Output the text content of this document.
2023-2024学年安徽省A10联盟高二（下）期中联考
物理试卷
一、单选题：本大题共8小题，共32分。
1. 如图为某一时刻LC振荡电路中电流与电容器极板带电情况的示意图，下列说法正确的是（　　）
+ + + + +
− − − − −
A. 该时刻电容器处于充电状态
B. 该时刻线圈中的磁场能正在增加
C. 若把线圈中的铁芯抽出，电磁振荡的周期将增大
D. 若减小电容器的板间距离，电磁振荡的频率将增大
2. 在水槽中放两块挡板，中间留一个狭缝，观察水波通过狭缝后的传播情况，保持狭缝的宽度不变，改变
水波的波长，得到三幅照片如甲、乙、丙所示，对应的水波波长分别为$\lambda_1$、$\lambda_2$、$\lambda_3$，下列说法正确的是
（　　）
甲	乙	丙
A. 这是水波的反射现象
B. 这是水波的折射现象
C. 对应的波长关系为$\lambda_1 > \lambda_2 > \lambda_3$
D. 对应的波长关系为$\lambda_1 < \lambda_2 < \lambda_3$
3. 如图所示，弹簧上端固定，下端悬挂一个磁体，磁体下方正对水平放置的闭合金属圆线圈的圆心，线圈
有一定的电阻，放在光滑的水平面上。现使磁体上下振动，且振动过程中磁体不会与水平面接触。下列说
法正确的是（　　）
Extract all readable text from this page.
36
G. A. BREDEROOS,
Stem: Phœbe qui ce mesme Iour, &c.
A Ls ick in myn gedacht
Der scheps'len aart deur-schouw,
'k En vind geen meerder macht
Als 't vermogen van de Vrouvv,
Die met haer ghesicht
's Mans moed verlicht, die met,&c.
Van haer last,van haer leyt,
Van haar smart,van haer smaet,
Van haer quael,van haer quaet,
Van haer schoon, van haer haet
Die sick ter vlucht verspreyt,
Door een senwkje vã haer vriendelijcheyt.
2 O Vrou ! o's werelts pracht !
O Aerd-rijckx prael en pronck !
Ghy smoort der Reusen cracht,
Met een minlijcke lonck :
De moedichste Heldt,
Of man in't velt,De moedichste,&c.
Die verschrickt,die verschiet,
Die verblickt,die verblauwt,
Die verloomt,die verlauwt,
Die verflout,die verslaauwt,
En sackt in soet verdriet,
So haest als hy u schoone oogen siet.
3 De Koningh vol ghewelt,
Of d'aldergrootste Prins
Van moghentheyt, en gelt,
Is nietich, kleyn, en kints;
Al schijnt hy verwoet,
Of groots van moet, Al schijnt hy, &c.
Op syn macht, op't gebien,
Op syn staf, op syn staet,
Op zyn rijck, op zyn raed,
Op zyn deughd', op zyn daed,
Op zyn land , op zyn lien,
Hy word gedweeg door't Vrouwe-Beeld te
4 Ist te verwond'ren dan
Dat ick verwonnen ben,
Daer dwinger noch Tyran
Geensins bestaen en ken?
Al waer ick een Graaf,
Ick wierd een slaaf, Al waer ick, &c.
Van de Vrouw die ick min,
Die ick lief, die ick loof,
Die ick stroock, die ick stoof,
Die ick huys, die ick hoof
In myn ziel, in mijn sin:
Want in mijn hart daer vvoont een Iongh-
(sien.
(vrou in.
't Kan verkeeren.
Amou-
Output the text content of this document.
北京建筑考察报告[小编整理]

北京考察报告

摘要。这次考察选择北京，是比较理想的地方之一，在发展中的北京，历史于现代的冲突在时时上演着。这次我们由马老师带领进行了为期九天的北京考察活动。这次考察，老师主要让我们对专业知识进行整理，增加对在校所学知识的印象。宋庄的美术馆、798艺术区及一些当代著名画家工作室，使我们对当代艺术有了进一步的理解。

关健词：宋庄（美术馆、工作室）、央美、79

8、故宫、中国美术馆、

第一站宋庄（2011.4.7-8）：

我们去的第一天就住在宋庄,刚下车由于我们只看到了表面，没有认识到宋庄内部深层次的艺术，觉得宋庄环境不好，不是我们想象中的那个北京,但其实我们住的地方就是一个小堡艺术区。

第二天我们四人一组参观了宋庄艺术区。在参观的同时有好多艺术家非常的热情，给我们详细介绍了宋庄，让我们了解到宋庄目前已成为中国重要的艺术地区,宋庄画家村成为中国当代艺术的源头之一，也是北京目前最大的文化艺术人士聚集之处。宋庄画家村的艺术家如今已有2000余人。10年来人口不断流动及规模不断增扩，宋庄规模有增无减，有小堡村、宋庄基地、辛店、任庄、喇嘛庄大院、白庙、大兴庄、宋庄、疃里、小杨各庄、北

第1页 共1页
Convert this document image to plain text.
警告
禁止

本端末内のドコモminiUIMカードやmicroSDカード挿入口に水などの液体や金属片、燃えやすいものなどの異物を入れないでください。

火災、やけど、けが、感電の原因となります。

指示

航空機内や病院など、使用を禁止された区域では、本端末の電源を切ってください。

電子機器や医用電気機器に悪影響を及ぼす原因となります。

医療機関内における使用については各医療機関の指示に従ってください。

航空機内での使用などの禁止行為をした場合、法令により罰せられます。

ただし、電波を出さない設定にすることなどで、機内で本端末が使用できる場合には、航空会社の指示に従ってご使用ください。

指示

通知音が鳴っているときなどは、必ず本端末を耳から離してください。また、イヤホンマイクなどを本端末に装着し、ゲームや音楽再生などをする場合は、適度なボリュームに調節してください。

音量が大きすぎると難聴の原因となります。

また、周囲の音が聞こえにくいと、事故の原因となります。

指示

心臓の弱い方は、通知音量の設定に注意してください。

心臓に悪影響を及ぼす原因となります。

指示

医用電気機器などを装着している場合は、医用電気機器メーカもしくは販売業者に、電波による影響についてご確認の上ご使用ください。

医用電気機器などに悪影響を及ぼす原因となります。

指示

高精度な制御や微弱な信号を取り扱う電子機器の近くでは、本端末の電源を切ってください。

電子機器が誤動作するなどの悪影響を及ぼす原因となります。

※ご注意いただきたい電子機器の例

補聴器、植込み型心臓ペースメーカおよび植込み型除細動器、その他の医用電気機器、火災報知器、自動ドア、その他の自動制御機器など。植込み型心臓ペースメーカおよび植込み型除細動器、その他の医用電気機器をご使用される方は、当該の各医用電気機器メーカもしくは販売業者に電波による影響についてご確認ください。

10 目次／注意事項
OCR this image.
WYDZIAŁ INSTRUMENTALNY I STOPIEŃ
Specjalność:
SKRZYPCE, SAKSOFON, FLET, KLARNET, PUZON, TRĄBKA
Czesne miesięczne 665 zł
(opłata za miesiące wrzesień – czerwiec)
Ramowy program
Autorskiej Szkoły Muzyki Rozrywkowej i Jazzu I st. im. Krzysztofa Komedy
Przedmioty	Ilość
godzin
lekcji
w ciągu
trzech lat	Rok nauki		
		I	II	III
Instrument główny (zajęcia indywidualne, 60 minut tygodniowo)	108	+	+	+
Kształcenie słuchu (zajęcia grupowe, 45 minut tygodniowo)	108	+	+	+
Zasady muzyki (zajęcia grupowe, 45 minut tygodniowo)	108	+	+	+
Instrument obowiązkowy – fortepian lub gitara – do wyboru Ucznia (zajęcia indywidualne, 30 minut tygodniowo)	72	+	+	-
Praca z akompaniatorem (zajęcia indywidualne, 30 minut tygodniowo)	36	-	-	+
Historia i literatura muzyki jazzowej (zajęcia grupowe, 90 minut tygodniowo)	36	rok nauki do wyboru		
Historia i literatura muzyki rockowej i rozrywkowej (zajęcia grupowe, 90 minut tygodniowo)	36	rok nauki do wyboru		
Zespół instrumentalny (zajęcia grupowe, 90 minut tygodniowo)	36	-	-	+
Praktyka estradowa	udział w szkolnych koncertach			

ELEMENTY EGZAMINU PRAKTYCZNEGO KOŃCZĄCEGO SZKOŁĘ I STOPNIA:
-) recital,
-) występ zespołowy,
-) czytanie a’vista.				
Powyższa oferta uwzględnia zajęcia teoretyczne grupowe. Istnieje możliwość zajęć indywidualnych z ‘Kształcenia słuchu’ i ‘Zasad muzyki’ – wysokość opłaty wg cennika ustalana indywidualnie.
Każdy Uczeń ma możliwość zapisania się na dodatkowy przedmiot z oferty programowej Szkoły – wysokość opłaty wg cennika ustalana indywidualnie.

· · ·

= What you have to do =
Pick out the lines that contain "text" and copy them.

= Response to the task =
Output the text content of this document.
Extract all readable text from this page.
Output the text content of this document.
Convert this document image to plain text.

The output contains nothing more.